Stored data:

##########

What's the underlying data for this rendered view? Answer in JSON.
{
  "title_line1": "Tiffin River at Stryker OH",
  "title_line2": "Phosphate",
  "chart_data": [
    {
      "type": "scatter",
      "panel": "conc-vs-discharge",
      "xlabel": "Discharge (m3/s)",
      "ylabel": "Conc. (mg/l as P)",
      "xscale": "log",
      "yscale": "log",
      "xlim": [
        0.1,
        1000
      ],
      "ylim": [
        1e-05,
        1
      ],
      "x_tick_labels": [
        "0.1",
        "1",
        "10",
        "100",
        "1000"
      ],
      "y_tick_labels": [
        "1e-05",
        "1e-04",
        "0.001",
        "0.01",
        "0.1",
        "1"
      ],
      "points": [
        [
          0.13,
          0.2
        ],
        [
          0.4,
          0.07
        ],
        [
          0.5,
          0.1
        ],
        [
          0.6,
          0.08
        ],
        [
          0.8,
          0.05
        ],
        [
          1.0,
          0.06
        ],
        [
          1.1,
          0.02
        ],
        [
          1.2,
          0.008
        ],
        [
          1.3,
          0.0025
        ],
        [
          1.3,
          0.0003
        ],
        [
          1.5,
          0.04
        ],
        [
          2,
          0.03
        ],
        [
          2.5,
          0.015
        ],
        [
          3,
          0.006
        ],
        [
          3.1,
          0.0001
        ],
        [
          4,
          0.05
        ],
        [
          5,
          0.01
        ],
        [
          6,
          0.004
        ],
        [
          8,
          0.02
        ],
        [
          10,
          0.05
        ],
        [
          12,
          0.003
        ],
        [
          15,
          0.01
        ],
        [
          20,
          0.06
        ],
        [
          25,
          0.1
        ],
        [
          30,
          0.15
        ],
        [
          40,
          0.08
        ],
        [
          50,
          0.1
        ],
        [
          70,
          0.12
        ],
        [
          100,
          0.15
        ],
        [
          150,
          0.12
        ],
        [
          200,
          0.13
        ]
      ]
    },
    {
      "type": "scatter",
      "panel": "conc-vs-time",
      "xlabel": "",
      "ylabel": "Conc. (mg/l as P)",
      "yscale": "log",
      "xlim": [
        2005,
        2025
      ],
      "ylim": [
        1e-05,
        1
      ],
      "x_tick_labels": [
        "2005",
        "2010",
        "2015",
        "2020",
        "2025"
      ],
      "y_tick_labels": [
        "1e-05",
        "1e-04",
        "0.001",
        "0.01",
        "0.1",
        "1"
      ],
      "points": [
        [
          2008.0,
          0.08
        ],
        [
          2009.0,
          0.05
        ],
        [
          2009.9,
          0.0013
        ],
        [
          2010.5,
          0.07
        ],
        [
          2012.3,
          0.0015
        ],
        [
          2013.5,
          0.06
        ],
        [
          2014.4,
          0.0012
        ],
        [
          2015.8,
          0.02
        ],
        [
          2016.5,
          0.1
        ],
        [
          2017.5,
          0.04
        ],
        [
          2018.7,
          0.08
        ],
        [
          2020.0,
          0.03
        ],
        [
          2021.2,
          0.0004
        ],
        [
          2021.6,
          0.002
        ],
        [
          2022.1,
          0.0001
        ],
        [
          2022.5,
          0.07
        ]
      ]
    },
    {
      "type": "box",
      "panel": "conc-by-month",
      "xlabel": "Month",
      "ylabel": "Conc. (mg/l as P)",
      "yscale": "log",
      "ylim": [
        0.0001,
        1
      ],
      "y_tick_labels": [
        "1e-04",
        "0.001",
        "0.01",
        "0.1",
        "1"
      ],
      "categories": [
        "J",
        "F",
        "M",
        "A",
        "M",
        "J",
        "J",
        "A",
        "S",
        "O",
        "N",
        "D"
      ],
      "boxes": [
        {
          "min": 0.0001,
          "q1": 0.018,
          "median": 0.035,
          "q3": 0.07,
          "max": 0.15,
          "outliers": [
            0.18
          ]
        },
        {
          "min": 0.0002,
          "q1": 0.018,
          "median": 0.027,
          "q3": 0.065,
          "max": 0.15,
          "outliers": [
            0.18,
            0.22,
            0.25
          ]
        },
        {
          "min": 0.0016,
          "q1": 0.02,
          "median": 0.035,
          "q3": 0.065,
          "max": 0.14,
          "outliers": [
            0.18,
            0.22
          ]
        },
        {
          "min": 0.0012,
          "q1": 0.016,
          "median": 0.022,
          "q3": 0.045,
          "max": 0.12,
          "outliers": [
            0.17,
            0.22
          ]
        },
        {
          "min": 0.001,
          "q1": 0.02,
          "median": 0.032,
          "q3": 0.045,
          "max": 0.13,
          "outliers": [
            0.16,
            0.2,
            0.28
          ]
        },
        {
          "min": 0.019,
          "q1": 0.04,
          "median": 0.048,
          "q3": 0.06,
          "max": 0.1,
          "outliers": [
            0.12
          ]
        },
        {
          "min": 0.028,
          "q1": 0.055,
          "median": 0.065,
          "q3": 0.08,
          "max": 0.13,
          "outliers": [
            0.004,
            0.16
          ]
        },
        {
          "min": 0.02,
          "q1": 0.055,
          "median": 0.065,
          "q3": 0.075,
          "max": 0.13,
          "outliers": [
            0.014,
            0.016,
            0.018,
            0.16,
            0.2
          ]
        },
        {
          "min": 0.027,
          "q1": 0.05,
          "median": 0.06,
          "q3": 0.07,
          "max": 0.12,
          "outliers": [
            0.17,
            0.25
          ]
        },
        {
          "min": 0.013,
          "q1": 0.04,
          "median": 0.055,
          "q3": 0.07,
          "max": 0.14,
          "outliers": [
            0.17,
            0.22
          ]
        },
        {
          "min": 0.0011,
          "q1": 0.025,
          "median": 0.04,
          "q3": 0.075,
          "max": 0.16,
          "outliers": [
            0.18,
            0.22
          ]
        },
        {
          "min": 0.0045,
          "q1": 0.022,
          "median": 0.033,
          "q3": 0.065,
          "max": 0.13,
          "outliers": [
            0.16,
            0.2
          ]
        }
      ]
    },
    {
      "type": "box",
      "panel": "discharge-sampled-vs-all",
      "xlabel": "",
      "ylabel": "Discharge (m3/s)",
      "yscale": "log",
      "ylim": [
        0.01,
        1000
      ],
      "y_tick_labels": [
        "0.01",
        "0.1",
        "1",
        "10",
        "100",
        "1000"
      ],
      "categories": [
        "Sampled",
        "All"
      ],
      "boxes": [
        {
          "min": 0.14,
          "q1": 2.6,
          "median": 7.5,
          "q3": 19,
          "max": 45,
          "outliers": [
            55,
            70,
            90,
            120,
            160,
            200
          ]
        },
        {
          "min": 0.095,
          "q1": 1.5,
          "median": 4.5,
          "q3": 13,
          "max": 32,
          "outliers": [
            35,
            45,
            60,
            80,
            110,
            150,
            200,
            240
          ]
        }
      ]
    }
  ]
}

##########

What is required
Write out every entry again, keeping each line exactly the same.

Final result
What's the underlying data for this rendered view? Answer in JSON.
{
  "title_line1": "Tiffin River at Stryker OH",
  "title_line2": "Phosphate",
  "chart_data": [
    {
      "type": "scatter",
      "panel": "conc-vs-discharge",
      "xlabel": "Discharge (m3/s)",
      "ylabel": "Conc. (mg/l as P)",
      "xscale": "log",
      "yscale": "log",
      "xlim": [
        0.1,
        1000
      ],
      "ylim": [
        1e-05,
        1
      ],
      "x_tick_labels": [
        "0.1",
        "1",
        "10",
        "100",
        "1000"
      ],
      "y_tick_labels": [
        "1e-05",
        "1e-04",
        "0.001",
        "0.01",
        "0.1",
        "1"
      ],
      "points": [
        [
          0.13,
          0.2
        ],
        [
          0.4,
          0.07
        ],
        [
          0.5,
          0.1
        ],
        [
          0.6,
          0.08
        ],
        [
          0.8,
          0.05
        ],
        [
          1.0,
          0.06
        ],
        [
          1.1,
          0.02
        ],
        [
          1.2,
          0.008
        ],
        [
          1.3,
          0.0025
        ],
        [
          1.3,
          0.0003
        ],
        [
          1.5,
          0.04
        ],
        [
          2,
          0.03
        ],
        [
          2.5,
          0.015
        ],
        [
          3,
          0.006
        ],
        [
          3.1,
          0.0001
        ],
        [
          4,
          0.05
        ],
        [
          5,
          0.01
        ],
        [
          6,
          0.004
        ],
        [
          8,
          0.02
        ],
        [
          10,
          0.05
        ],
        [
          12,
          0.003
        ],
        [
          15,
          0.01
        ],
        [
          20,
          0.06
        ],
        [
          25,
          0.1
        ],
        [
          30,
          0.15
        ],
        [
          40,
          0.08
        ],
        [
          50,
          0.1
        ],
        [
          70,
          0.12
        ],
        [
          100,
          0.15
        ],
        [
          150,
          0.12
        ],
        [
          200,
          0.13
        ]
      ]
    },
    {
      "type": "scatter",
      "panel": "conc-vs-time",
      "xlabel": "",
      "ylabel": "Conc. (mg/l as P)",
      "yscale": "log",
      "xlim": [
        2005,
        2025
      ],
      "ylim": [
        1e-05,
        1
      ],
      "x_tick_labels": [
        "2005",
        "2010",
        "2015",
        "2020",
        "2025"
      ],
      "y_tick_labels": [
        "1e-05",
        "1e-04",
        "0.001",
        "0.01",
        "0.1",
        "1"
      ],
      "points": [
        [
          2008.0,
          0.08
        ],
        [
          2009.0,
          0.05
        ],
        [
          2009.9,
          0.0013
        ],
        [
          2010.5,
          0.07
        ],
        [
          2012.3,
          0.0015
        ],
        [
          2013.5,
          0.06
        ],
        [
          2014.4,
          0.0012
        ],
        [
          2015.8,
          0.02
        ],
        [
          2016.5,
          0.1
        ],
        [
          2017.5,
          0.04
        ],
        [
          2018.7,
          0.08
        ],
        [
          2020.0,
          0.03
        ],
        [
          2021.2,
          0.0004
        ],
        [
          2021.6,
          0.002
        ],
        [
          2022.1,
          0.0001
        ],
        [
          2022.5,
          0.07
        ]
      ]
    },
    {
      "type": "box",
      "panel": "conc-by-month",
      "xlabel": "Month",
      "ylabel": "Conc. (mg/l as P)",
      "yscale": "log",
      "ylim": [
        0.0001,
        1
      ],
      "y_tick_labels": [
        "1e-04",
        "0.001",
        "0.01",
        "0.1",
        "1"
      ],
      "categories": [
        "J",
        "F",
        "M",
        "A",
        "M",
        "J",
        "J",
        "A",
        "S",
        "O",
        "N",
        "D"
      ],
      "boxes": [
        {
          "min": 0.0001,
          "q1": 0.018,
          "median": 0.035,
          "q3": 0.07,
          "max": 0.15,
          "outliers": [
            0.18
          ]
        },
        {
          "min": 0.0002,
          "q1": 0.018,
          "median": 0.027,
          "q3": 0.065,
          "max": 0.15,
          "outliers": [
            0.18,
            0.22,
            0.25
          ]
        },
        {
          "min": 0.0016,
          "q1": 0.02,
          "median": 0.035,
          "q3": 0.065,
          "max": 0.14,
          "outliers": [
            0.18,
            0.22
          ]
        },
        {
          "min": 0.0012,
          "q1": 0.016,
          "median": 0.022,
          "q3": 0.045,
          "max": 0.12,
          "outliers": [
            0.17,
            0.22
          ]
        },
        {
          "min": 0.001,
          "q1": 0.02,
          "median": 0.032,
          "q3": 0.045,
          "max": 0.13,
          "outliers": [
            0.16,
            0.2,
            0.28
          ]
        },
        {
          "min": 0.019,
          "q1": 0.04,
          "median": 0.048,
          "q3": 0.06,
          "max": 0.1,
          "outliers": [
            0.12
          ]
        },
        {
          "min": 0.028,
          "q1": 0.055,
          "median": 0.065,
          "q3": 0.08,
          "max": 0.13,
          "outliers": [
            0.004,
            0.16
          ]
        },
        {
          "min": 0.02,
          "q1": 0.055,
          "median": 0.065,
          "q3": 0.075,
          "max": 0.13,
          "outliers": [
            0.014,
            0.016,
            0.018,
            0.16,
            0.2
          ]
        },
        {
          "min": 0.027,
          "q1": 0.05,
          "median": 0.06,
          "q3": 0.07,
          "max": 0.12,
          "outliers": [
            0.17,
            0.25
          ]
        },
        {
          "min": 0.013,
          "q1": 0.04,
          "median": 0.055,
          "q3": 0.07,
          "max": 0.14,
          "outliers": [
            0.17,
            0.22
          ]
        },
        {
          "min": 0.0011,
          "q1": 0.025,
          "median": 0.04,
          "q3": 0.075,
          "max": 0.16,
          "outliers": [
            0.18,
            0.22
          ]
        },
        {
          "min": 0.0045,
          "q1": 0.022,
          "median": 0.033,
          "q3": 0.065,
          "max": 0.13,
          "outliers": [
            0.16,
            0.2
          ]
        }
      ]
    },
    {
      "type": "box",
      "panel": "discharge-sampled-vs-all",
      "xlabel": "",
      "ylabel": "Discharge (m3/s)",
      "yscale": "log",
      "ylim": [
        0.01,
        1000
      ],
      "y_tick_labels": [
        "0.01",
        "0.1",
        "1",
        "10",
        "100",
        "1000"
      ],
      "categories": [
        "Sampled",
        "All"
      ],
      "boxes": [
        {
          "min": 0.14,
          "q1": 2.6,
          "median": 7.5,
          "q3": 19,
          "max": 45,
          "outliers": [
            55,
            70,
            90,
            120,
            160,
            200
          ]
        },
        {
          "min": 0.095,
          "q1": 1.5,
          "median": 4.5,
          "q3": 13,
          "max": 32,
          "outliers": [
            35,
            45,
            60,
            80,
            110,
            150,
            200,
            240
          ]
        }
      ]
    }
  ]
}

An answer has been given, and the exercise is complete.